● TASK BRIEF: Format the records below as a Markdown table with the columns "Row" and "Record line," starting at the line that contains "point <box>216 120 223 128</box>" and ending after the line that contains "point <box>274 125 281 132</box>". Omit any blank lines, and give only those lines.

+++ PROVIDED INFORMATION

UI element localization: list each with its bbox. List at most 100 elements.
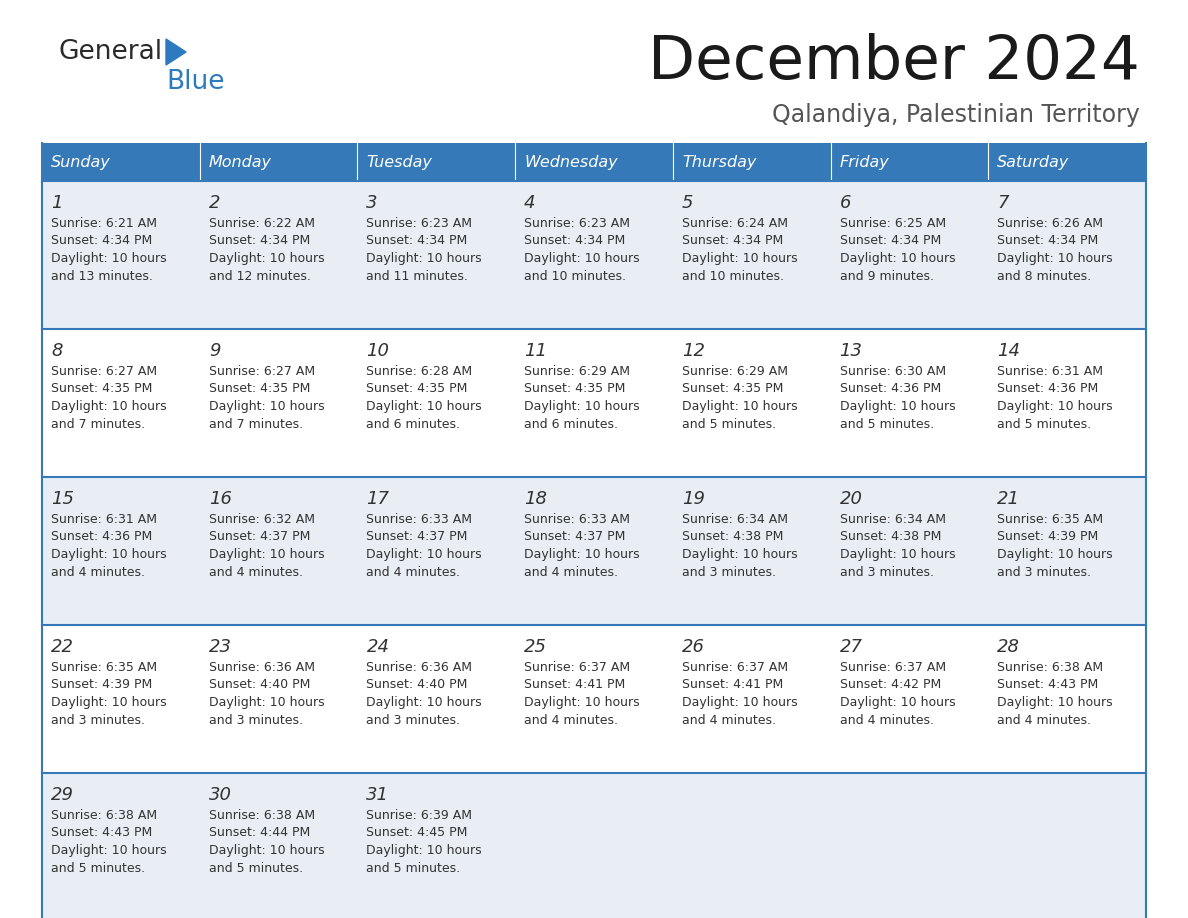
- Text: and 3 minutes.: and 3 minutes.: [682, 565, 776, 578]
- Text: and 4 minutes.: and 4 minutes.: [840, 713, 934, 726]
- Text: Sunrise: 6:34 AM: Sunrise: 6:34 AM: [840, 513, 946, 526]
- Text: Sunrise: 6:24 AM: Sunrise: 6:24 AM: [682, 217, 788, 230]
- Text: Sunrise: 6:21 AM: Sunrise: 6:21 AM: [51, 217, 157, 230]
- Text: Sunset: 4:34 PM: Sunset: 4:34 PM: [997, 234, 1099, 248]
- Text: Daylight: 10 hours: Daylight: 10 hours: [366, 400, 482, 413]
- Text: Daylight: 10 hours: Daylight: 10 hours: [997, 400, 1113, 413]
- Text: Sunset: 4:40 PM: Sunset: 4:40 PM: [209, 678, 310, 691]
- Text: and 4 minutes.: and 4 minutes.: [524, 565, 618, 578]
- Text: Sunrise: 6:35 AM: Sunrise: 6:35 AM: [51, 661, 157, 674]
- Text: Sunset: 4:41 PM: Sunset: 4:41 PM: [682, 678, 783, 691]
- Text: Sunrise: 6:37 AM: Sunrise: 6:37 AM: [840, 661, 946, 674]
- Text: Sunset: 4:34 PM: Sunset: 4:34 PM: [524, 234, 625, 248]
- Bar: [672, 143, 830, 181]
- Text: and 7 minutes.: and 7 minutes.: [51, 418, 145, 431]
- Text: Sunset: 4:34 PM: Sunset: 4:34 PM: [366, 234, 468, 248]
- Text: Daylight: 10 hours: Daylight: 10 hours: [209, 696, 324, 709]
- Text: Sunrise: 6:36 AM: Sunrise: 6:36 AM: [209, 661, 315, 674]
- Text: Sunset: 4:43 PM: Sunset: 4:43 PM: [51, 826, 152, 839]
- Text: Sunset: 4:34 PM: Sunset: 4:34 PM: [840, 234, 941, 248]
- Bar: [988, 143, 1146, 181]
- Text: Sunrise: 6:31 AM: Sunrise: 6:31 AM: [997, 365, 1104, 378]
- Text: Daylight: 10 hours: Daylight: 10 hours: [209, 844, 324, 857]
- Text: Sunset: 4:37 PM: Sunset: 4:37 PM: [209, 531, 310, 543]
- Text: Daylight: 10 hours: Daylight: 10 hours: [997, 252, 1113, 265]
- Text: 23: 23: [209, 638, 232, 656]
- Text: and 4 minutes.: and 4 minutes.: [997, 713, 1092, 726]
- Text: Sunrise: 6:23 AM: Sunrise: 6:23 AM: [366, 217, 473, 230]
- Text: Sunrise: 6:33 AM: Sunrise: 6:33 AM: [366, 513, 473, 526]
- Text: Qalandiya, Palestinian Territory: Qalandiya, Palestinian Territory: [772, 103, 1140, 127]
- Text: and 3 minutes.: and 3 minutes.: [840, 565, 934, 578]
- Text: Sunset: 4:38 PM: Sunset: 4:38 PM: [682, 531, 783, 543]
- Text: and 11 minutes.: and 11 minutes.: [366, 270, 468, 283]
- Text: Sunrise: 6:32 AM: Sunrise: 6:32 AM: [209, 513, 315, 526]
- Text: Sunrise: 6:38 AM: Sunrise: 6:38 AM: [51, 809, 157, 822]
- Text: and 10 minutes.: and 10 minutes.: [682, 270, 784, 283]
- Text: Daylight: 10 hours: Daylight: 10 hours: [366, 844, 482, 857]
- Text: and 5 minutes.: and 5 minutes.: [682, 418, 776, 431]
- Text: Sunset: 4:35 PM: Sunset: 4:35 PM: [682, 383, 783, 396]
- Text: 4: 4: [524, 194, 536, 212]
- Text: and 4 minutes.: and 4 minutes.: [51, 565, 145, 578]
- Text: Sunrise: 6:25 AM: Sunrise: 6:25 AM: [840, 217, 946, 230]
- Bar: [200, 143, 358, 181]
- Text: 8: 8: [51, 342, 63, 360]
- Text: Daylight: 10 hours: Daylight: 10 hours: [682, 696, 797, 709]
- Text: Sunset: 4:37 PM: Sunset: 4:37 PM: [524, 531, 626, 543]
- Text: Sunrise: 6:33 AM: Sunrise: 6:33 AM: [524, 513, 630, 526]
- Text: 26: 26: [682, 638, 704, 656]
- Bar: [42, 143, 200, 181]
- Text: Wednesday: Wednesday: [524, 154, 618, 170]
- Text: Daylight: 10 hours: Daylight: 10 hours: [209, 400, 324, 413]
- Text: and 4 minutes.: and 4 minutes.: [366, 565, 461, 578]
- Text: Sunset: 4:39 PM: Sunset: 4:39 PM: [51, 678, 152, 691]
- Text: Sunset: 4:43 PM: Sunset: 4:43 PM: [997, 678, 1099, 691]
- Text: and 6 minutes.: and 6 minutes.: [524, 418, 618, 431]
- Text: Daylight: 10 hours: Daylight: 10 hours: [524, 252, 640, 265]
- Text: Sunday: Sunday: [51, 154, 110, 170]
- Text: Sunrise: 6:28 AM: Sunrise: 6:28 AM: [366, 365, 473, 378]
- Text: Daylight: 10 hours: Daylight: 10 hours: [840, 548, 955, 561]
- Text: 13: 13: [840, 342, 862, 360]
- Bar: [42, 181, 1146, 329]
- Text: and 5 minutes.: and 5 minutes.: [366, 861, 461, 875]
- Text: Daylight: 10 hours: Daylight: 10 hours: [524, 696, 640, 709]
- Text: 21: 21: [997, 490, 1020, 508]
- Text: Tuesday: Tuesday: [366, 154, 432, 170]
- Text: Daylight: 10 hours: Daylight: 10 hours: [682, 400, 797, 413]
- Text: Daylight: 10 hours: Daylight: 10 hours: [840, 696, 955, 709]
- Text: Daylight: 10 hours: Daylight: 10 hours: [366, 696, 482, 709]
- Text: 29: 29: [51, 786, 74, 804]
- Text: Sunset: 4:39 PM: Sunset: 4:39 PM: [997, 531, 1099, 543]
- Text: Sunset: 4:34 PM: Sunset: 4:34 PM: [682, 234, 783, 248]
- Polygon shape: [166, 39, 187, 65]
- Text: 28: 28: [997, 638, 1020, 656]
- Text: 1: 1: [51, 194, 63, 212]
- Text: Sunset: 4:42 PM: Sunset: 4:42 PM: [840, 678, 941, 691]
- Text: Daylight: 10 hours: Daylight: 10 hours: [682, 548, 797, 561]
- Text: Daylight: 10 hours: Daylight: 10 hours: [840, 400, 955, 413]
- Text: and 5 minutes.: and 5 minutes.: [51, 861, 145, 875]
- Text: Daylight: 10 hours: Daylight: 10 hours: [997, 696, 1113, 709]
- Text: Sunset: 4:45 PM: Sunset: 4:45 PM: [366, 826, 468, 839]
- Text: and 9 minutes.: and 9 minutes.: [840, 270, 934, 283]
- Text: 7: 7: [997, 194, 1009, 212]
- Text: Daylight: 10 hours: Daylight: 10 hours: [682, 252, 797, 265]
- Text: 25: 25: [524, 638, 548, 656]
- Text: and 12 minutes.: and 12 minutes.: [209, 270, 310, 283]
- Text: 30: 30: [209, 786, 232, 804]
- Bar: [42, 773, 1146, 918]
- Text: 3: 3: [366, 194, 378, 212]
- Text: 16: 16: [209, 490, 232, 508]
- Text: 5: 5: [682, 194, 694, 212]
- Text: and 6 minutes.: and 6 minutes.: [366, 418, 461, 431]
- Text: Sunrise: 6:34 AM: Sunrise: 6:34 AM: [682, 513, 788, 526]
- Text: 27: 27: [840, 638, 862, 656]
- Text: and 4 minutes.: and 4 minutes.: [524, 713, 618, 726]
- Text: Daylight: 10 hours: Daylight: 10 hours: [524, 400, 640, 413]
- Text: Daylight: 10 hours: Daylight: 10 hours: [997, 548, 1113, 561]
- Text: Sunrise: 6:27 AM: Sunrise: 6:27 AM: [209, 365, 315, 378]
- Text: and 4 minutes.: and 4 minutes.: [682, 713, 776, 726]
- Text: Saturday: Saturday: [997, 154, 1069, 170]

++++++
+++ PROVIDED INFORMATION

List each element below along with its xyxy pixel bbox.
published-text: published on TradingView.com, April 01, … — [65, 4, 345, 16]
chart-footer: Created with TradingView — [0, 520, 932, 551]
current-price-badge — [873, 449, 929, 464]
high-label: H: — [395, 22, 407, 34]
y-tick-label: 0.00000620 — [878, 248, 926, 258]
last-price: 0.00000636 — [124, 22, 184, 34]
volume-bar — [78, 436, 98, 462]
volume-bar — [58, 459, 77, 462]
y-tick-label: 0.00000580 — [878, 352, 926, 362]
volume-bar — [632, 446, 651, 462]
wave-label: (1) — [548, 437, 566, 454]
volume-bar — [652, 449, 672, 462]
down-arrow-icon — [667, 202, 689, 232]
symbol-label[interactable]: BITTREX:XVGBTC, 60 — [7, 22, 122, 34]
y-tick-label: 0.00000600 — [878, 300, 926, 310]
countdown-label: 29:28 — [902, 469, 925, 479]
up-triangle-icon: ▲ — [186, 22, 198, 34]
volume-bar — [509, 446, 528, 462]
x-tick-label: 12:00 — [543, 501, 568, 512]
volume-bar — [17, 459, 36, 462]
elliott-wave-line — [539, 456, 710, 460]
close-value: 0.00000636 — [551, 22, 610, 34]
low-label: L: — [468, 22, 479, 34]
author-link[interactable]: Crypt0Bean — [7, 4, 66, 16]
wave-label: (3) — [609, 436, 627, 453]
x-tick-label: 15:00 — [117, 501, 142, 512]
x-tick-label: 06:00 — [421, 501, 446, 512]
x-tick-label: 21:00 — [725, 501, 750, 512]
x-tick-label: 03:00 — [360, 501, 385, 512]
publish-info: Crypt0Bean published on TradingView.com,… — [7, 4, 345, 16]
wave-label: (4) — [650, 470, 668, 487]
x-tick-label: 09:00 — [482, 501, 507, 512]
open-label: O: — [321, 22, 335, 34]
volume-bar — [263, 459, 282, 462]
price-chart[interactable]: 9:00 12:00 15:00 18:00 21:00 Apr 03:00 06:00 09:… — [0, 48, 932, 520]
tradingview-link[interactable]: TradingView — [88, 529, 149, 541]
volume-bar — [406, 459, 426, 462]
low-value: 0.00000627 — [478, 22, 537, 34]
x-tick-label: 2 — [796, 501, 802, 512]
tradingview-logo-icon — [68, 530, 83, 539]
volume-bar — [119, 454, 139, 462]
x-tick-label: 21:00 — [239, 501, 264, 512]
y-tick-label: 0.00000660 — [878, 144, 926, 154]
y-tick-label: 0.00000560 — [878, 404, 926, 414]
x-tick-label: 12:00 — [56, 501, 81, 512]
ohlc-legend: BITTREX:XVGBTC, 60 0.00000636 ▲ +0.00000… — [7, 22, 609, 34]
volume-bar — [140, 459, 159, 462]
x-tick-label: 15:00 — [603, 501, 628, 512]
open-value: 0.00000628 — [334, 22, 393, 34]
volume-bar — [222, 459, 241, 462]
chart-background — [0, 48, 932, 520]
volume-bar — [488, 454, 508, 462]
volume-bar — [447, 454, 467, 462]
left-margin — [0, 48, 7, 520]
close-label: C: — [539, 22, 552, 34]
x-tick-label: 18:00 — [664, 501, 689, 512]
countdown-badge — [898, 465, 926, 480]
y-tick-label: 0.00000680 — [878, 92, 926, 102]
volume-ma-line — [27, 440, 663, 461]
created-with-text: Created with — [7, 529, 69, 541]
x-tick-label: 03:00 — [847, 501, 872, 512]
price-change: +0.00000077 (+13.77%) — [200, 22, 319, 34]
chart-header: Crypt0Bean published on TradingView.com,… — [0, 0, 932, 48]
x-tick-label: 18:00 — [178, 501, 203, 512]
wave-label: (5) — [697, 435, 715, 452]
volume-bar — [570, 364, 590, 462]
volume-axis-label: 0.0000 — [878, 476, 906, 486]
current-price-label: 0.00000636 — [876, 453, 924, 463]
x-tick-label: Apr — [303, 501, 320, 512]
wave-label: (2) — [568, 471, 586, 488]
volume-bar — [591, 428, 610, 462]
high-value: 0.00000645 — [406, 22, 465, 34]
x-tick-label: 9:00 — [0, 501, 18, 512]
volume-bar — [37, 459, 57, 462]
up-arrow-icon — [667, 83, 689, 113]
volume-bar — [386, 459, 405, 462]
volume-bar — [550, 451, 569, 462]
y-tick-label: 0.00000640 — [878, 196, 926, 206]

++++++
+++ PROVIDED INFORMATION

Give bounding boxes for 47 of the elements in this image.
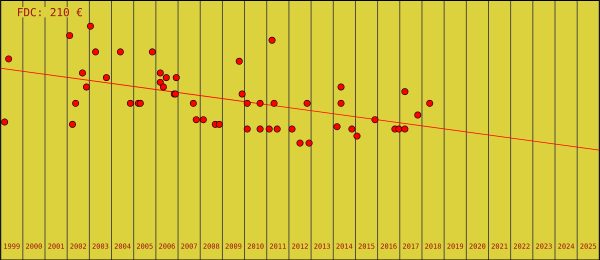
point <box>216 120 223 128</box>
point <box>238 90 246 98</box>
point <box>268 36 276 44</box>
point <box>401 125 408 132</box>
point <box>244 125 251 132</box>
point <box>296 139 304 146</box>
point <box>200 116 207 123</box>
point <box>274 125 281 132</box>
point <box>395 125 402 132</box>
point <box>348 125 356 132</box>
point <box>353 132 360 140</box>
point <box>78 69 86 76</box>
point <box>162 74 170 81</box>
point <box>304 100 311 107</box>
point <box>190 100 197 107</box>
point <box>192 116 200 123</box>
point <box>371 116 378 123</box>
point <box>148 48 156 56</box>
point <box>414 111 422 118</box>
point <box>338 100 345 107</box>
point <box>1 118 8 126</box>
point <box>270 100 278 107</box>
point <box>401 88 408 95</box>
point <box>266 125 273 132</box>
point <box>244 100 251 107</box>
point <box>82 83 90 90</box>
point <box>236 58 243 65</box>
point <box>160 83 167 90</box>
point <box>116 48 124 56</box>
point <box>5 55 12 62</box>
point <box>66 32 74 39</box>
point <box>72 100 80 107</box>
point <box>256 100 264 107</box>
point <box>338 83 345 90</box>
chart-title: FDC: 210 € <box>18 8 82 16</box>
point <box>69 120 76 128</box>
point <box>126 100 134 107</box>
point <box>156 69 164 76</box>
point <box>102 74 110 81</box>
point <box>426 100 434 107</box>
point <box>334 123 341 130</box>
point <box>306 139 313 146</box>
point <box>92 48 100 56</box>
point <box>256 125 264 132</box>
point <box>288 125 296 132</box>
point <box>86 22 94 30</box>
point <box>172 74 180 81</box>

++++++

● RESULT OF THE TASK:
| Row | Record line |
|---|---|
| 1 | point <box>216 120 223 128</box> |
| 2 | point <box>238 90 246 98</box> |
| 3 | point <box>268 36 276 44</box> |
| 4 | point <box>401 125 408 132</box> |
| 5 | point <box>244 125 251 132</box> |
| 6 | point <box>296 139 304 146</box> |
| 7 | point <box>200 116 207 123</box> |
| 8 | point <box>274 125 281 132</box> |